[Begin INFORMATION SUPPLIED]

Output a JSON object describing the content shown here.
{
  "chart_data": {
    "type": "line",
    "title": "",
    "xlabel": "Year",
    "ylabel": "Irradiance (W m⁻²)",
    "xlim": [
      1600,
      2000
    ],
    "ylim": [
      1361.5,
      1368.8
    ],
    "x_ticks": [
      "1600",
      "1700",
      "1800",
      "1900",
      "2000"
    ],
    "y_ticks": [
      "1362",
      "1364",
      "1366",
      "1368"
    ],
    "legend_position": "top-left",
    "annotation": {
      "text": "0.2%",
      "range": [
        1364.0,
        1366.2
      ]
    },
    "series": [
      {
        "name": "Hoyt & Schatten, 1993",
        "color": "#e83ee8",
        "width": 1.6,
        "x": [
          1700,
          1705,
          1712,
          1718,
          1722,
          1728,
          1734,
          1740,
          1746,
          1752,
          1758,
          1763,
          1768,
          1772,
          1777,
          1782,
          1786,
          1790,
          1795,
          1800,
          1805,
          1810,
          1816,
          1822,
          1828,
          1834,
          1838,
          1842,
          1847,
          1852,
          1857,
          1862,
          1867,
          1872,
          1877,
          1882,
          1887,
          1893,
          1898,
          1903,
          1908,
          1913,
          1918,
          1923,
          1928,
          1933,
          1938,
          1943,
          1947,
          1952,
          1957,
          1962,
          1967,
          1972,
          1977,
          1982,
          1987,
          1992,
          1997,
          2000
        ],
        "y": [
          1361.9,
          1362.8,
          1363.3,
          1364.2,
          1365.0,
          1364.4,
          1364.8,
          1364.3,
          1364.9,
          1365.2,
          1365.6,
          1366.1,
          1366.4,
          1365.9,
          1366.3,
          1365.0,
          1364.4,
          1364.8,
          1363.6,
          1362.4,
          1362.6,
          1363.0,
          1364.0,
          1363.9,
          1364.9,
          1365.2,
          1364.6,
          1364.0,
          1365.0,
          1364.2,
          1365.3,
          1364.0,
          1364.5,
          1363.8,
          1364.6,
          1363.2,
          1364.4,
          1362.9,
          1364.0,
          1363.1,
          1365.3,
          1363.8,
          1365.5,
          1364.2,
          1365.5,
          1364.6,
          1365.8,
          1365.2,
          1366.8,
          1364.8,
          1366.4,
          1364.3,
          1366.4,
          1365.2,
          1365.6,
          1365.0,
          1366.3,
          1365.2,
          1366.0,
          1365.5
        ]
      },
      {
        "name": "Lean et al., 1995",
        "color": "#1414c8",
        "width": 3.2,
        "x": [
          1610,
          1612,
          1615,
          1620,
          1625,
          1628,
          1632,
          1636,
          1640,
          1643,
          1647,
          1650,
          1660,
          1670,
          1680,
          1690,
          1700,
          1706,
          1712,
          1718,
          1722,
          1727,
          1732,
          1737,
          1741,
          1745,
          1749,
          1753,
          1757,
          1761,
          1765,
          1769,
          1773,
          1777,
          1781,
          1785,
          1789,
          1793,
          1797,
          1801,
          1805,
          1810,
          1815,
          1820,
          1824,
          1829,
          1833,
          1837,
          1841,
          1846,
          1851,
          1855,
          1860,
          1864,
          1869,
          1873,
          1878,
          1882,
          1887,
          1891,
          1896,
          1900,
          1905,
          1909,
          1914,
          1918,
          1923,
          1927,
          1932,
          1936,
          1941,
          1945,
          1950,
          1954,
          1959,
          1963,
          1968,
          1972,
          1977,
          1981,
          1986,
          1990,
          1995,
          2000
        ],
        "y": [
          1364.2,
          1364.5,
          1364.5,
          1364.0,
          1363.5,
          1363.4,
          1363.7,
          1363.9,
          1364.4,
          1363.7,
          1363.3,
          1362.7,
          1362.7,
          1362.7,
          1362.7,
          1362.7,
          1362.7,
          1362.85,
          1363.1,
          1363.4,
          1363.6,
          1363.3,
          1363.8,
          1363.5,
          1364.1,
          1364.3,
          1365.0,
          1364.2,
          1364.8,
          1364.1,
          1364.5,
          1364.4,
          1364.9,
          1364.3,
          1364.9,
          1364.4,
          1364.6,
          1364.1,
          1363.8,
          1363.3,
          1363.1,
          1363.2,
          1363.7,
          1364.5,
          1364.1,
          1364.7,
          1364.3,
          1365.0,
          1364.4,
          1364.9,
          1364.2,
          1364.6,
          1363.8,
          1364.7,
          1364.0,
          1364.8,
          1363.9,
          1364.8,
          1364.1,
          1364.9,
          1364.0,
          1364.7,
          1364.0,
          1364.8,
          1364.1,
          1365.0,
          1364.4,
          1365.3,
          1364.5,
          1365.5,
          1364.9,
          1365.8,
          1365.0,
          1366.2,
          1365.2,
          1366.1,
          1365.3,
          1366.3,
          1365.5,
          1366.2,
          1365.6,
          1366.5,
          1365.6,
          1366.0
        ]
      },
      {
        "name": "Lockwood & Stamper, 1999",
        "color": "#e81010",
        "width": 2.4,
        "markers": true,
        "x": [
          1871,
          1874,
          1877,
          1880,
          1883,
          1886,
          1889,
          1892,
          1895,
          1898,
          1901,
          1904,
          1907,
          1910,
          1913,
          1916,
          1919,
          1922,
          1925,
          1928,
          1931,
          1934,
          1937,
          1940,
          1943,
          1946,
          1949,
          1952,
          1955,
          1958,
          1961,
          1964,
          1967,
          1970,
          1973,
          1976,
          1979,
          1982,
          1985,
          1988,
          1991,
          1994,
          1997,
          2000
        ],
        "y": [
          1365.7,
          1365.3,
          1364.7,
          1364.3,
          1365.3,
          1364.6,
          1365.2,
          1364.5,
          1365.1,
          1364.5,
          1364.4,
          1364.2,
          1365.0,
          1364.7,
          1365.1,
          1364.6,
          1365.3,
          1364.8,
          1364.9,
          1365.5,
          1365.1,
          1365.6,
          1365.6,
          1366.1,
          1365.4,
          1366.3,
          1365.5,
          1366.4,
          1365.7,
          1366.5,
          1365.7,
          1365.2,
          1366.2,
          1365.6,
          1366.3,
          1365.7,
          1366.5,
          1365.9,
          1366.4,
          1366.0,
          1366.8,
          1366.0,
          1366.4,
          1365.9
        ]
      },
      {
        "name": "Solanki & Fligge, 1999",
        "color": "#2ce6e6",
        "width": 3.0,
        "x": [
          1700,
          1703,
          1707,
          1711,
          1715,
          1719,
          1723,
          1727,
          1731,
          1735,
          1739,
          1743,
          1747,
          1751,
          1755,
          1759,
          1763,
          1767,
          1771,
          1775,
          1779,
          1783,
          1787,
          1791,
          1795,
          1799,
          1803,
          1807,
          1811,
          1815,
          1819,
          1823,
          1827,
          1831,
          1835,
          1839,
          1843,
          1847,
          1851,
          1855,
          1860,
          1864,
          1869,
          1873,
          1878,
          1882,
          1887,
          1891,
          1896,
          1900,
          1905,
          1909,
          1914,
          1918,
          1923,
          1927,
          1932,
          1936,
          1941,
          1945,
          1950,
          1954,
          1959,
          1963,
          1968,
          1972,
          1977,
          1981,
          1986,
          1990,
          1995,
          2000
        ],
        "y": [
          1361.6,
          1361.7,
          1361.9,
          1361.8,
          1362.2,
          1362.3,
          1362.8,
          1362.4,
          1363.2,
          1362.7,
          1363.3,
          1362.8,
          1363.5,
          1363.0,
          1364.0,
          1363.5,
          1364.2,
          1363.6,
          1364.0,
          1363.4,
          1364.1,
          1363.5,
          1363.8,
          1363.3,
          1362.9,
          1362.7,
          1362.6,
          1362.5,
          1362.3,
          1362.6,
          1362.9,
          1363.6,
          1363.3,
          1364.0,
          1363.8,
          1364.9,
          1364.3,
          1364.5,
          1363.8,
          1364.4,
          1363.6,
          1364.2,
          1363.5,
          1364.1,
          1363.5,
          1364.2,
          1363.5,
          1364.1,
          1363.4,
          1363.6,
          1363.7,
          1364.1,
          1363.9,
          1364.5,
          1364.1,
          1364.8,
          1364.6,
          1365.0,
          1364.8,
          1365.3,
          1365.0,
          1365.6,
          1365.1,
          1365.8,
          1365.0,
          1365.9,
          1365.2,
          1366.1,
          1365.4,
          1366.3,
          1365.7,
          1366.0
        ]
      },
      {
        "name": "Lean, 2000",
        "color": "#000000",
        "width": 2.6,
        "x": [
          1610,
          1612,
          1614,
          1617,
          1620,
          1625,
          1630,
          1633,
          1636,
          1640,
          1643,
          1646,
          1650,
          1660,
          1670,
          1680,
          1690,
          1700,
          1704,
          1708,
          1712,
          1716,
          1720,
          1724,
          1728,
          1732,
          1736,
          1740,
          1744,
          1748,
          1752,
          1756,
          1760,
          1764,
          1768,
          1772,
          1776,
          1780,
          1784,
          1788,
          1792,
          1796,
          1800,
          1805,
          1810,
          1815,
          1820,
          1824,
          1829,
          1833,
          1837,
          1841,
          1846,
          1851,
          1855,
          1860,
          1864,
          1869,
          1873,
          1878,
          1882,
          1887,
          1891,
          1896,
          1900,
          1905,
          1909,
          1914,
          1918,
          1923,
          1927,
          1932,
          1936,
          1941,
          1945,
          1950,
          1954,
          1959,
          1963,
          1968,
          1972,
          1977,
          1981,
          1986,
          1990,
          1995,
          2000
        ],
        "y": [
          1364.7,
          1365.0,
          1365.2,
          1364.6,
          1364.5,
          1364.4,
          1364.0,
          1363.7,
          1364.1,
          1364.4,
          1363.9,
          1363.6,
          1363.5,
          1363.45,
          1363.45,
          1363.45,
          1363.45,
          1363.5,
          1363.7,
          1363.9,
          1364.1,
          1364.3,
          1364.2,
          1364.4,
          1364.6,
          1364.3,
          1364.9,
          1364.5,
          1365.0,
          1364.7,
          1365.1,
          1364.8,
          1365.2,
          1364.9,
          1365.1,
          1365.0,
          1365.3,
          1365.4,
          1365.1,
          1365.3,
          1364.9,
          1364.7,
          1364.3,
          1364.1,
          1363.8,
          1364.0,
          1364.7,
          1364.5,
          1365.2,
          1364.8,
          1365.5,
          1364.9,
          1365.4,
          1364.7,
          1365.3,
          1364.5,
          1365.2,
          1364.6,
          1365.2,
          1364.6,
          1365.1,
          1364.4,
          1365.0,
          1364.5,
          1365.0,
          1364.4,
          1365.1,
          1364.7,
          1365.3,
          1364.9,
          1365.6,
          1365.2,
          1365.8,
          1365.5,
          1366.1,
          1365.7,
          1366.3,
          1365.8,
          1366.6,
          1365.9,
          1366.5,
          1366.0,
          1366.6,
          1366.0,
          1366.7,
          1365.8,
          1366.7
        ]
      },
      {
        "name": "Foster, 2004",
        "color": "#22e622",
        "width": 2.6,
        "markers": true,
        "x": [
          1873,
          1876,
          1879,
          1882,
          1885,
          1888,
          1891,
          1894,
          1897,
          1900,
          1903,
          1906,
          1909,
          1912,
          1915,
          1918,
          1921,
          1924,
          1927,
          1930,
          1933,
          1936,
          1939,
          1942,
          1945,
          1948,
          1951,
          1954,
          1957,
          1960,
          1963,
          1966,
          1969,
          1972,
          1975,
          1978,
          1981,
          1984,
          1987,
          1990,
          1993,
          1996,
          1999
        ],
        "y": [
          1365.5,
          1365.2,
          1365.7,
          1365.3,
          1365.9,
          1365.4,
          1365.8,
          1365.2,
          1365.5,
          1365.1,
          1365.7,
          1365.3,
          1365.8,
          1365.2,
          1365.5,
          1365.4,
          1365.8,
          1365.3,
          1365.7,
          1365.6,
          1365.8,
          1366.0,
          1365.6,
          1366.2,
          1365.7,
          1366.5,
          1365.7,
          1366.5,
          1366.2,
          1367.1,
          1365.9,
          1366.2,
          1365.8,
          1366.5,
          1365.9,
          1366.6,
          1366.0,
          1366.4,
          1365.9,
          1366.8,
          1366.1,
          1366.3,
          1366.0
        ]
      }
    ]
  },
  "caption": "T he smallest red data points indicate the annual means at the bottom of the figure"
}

[End INFORMATION SUPPLIED]

* AIM
Collect every line with the string "width" from the records, and copy each.

* RESULT OF THIS EXERCISE
        "width": 1.6,
        "width": 3.2,
        "width": 2.4,
        "width": 3.0,
        "width": 2.6,
        "width": 2.6,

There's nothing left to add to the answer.